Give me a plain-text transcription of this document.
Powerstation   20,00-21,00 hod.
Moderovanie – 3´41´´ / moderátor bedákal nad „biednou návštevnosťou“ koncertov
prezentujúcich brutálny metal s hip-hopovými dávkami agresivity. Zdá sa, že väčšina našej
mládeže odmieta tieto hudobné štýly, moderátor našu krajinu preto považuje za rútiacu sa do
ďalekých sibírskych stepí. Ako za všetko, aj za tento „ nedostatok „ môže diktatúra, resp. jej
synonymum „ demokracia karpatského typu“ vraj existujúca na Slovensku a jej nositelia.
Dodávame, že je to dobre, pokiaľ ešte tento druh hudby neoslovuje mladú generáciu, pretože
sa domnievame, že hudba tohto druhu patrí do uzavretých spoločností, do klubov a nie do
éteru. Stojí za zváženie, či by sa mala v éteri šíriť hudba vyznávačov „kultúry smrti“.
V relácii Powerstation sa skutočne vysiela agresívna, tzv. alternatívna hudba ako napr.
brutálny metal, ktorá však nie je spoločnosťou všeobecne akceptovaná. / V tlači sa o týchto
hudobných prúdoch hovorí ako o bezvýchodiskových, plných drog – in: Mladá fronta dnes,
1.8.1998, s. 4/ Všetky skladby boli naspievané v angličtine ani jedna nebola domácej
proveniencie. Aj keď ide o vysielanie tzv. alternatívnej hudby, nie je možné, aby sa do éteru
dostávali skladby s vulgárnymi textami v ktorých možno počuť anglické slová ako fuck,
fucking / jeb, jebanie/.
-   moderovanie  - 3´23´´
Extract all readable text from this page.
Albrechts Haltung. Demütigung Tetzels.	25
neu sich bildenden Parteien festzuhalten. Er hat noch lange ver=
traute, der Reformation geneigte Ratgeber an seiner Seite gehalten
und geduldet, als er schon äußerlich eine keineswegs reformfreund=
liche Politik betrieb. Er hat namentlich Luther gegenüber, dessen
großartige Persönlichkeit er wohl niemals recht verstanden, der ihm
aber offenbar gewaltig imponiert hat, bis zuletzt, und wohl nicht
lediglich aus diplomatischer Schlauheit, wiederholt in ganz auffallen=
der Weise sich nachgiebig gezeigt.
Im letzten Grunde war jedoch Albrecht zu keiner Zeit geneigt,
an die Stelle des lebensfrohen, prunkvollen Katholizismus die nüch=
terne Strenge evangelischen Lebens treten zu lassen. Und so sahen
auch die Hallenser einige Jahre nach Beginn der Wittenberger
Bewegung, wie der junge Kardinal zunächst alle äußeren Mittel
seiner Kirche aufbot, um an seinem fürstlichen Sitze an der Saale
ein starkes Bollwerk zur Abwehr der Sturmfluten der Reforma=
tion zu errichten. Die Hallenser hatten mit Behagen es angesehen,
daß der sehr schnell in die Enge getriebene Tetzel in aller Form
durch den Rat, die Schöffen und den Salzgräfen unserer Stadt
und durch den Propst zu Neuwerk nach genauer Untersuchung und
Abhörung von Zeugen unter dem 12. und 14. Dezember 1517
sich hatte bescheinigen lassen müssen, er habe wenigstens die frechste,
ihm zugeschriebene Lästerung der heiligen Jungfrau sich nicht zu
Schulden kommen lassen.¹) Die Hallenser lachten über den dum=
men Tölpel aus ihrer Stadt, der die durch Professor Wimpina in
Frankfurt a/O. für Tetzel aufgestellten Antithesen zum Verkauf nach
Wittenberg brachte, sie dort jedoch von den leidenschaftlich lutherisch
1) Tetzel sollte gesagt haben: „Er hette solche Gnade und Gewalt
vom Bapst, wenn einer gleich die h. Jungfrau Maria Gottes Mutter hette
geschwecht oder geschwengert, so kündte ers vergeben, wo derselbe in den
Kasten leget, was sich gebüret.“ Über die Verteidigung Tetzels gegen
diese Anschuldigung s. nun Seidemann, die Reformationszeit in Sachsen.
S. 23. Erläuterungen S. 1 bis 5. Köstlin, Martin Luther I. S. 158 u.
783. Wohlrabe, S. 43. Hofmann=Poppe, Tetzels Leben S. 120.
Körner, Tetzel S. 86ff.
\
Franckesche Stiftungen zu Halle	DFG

** Exercise instructions **
Gather all lines of the records that include the word "this".

** Answer to the task **
Give me a plain-text transcription of this document.
Extract all readable text from this page.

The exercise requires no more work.